[ESTRATTO PAGINA]
◇ ◇ ◇ ◇ ◇ ◇ ◇
Ruzzle nella campagna elettorale.

Ruzzle, la versione moderna dello Scarabeo, è il talk of the town degli ultimi due giorni. Complici i media che hanno parlato del suo exploit in modo massiccio, sembra essere entrato pesantemente anche nella campagna elettorale italiana.

Due sono gli spot che girano e che hanno questo social-game come protagonista assoluto: uno di Sel e l’altro del Partito Democratico. D’altronde, chi più della sinistra è sempre stato in grado di arruffianare i gusti dei più giovani? Nessuno, anche se fa nulla se i tempi sono cambiati e oggi c’è meno voglia di vedere anche un app telefonica strumentalizzata in chiave politica.

Comunque, due spot. Nel primo, quello del partito di Vendola, 30 dei 45 secondi di durata totale sono utilizzati per elencare i nomi dei leader politici genericamente “di destra”: da Berlusconi a Monti passando per Fini e anche per quel Casini che di Vendola sembra essere il nemico (politico) numero uno, dato che con il suo celebre doppiogiochismo sta cercando di ipotecarsi il suo bel ruolo di sponda politica del Pd al senato.
◇ ◇ ◇ ◇ ◇ ◇ ◇
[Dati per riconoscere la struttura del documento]
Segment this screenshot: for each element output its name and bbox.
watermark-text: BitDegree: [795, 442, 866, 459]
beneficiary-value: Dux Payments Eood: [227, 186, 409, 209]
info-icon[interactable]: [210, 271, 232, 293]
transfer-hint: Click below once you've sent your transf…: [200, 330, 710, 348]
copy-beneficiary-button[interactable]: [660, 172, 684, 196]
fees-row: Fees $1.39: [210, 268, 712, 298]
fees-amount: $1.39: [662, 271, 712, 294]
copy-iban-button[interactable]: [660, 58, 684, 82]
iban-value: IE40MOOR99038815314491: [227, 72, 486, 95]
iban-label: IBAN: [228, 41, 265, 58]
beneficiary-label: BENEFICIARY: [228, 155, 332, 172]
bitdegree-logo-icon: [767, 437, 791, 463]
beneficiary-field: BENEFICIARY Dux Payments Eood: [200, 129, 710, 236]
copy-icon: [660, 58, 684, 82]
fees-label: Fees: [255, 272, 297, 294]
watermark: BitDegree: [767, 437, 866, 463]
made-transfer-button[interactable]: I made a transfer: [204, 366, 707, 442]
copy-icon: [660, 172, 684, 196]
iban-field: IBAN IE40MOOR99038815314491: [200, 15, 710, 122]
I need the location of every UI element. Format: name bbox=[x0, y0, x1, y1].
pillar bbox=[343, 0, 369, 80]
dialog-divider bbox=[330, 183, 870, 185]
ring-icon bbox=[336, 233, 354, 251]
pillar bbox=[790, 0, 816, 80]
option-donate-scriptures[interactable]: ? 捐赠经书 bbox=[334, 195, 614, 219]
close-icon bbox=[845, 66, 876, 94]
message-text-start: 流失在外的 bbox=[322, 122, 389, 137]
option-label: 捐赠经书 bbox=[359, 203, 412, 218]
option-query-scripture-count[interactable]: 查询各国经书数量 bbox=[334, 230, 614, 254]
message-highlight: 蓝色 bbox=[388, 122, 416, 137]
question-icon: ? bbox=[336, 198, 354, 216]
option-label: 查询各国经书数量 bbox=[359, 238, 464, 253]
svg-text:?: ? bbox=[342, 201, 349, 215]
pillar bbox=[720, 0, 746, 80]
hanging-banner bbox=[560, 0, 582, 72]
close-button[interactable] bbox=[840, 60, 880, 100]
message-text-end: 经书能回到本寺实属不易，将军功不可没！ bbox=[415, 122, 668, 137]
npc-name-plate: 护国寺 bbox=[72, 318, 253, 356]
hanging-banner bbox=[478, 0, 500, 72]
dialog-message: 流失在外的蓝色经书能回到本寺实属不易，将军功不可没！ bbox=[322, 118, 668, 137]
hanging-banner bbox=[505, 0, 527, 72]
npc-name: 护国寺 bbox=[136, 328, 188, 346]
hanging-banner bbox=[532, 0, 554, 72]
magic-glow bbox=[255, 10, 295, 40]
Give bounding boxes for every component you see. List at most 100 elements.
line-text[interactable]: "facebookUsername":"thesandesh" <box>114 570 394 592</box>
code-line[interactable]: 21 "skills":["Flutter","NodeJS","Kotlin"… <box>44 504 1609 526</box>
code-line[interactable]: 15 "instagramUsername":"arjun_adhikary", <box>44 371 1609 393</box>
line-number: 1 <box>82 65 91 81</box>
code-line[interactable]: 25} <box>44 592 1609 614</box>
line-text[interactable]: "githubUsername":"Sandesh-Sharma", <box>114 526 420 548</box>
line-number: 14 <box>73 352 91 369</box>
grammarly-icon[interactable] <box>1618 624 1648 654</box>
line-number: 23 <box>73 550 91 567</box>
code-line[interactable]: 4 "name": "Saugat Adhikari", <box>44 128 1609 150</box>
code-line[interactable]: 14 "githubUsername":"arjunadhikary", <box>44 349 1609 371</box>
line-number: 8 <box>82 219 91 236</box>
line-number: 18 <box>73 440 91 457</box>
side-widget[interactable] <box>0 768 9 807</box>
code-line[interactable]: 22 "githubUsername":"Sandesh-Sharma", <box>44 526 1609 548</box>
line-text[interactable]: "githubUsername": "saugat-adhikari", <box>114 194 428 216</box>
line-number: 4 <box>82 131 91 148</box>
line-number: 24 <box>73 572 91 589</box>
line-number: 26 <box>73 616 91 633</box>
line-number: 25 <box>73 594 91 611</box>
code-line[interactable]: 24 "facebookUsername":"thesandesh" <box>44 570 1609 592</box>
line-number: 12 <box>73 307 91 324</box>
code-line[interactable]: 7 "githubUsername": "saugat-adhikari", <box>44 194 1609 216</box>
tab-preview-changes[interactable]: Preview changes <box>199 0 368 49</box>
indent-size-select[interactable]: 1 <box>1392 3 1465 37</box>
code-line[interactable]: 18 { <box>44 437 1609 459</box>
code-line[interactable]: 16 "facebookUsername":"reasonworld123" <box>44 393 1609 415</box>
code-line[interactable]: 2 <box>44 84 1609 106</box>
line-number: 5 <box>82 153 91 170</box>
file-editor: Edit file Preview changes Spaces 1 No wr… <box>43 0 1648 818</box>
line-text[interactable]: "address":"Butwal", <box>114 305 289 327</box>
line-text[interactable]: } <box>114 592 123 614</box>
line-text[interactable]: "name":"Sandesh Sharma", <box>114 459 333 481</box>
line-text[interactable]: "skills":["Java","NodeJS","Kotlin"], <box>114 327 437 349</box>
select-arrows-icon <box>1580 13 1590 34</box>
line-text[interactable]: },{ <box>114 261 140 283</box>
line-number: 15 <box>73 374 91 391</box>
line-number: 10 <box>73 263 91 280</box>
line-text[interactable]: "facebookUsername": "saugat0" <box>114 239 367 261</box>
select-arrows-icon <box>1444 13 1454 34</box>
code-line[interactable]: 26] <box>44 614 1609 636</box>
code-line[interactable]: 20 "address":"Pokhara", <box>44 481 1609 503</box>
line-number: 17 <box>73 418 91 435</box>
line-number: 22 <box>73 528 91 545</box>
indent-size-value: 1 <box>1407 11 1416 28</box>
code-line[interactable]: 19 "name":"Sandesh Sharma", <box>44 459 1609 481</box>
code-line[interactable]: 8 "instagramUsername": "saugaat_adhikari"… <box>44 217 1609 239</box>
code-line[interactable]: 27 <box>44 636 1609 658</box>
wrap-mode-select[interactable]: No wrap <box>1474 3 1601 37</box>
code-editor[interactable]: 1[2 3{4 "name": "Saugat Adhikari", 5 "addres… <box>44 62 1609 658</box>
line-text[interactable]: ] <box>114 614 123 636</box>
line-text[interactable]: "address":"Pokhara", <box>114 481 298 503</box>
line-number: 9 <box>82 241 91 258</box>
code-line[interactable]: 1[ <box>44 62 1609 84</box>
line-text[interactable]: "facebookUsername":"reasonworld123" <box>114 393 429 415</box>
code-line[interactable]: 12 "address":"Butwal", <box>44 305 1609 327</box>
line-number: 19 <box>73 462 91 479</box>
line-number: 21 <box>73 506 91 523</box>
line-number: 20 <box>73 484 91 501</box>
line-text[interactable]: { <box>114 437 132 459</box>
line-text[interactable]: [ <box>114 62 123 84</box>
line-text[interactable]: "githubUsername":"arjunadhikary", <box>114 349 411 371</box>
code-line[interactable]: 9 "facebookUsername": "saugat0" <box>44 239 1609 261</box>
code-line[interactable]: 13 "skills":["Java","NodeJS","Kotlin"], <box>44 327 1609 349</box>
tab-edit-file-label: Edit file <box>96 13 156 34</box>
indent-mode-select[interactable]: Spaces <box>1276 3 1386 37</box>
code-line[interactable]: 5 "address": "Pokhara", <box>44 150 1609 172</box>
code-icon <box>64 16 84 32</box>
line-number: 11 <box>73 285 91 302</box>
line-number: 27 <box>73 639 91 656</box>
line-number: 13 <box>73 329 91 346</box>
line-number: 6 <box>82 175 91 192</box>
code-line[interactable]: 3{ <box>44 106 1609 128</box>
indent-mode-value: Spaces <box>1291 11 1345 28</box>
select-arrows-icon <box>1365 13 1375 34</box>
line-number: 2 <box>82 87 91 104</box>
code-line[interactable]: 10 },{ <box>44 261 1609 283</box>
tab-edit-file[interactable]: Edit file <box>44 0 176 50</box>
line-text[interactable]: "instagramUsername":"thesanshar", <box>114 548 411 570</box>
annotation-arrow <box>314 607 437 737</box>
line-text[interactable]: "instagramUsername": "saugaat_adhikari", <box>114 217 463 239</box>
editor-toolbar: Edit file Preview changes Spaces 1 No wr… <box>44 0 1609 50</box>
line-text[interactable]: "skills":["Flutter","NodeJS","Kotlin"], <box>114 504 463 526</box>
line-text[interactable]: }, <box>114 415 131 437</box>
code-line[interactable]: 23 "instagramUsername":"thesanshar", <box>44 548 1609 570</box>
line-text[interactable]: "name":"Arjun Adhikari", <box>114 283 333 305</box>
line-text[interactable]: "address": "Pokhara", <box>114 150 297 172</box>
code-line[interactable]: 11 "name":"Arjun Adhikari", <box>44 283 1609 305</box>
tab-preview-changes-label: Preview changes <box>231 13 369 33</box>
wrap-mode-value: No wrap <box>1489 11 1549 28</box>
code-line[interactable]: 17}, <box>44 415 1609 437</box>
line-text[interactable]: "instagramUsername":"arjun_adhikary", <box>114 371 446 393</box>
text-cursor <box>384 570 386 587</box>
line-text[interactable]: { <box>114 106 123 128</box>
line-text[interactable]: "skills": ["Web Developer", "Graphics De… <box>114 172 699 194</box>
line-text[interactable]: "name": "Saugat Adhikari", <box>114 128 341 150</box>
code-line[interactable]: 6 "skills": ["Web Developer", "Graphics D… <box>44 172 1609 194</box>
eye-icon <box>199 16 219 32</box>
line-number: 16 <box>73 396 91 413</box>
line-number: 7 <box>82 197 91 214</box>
◇ ◇ ◇ ◇ ◇ ◇ ◇
[CONSEGNA 1]
Indica se ciascuna frase è d'accordo con l'articolo su Ruzzle, rispondendo sì o no e citando le parole precise dell'articolo che lo decidono: (a) Lo spot di Sel dura in tutto 45 secondi. (b) Gli spot che hanno Ruzzle come protagonista sono tre. (c) Ruzzle viene descritto come la versione moderna del Monopoli.
[CONSEGNA 2]
Riscrivi la parte dell'articolo su Ruzzle che comincia con "Comunque, due spot." e va avanti fino a "Pd al senato.", mettendo "video" al posto di "spot".
Per rispondere serve solo l'articolo, nient'altro.

[RISULTATO ESERCIZIO 1]
(a) Sì: "30 dei 45 secondi di durata totale"
(b) No: "Due sono gli spot che girano"
(c) No: "Ruzzle, la versione moderna dello Scarabeo"

[RISULTATO ESERCIZIO 2]
Comunque, due video. Nel primo, quello del partito di Vendola, 30 dei 45 secondi di durata totale sono utilizzati per elencare i nomi dei leader politici genericamente “di destra”: da Berlusconi a Monti passando per Fini e anche per quel Casini che di Vendola sembra essere il nemico (politico) numero uno, dato che con il suo celebre doppiogiochismo sta cercando di ipotecarsi il suo bel ruolo di sponda politica del Pd al senato.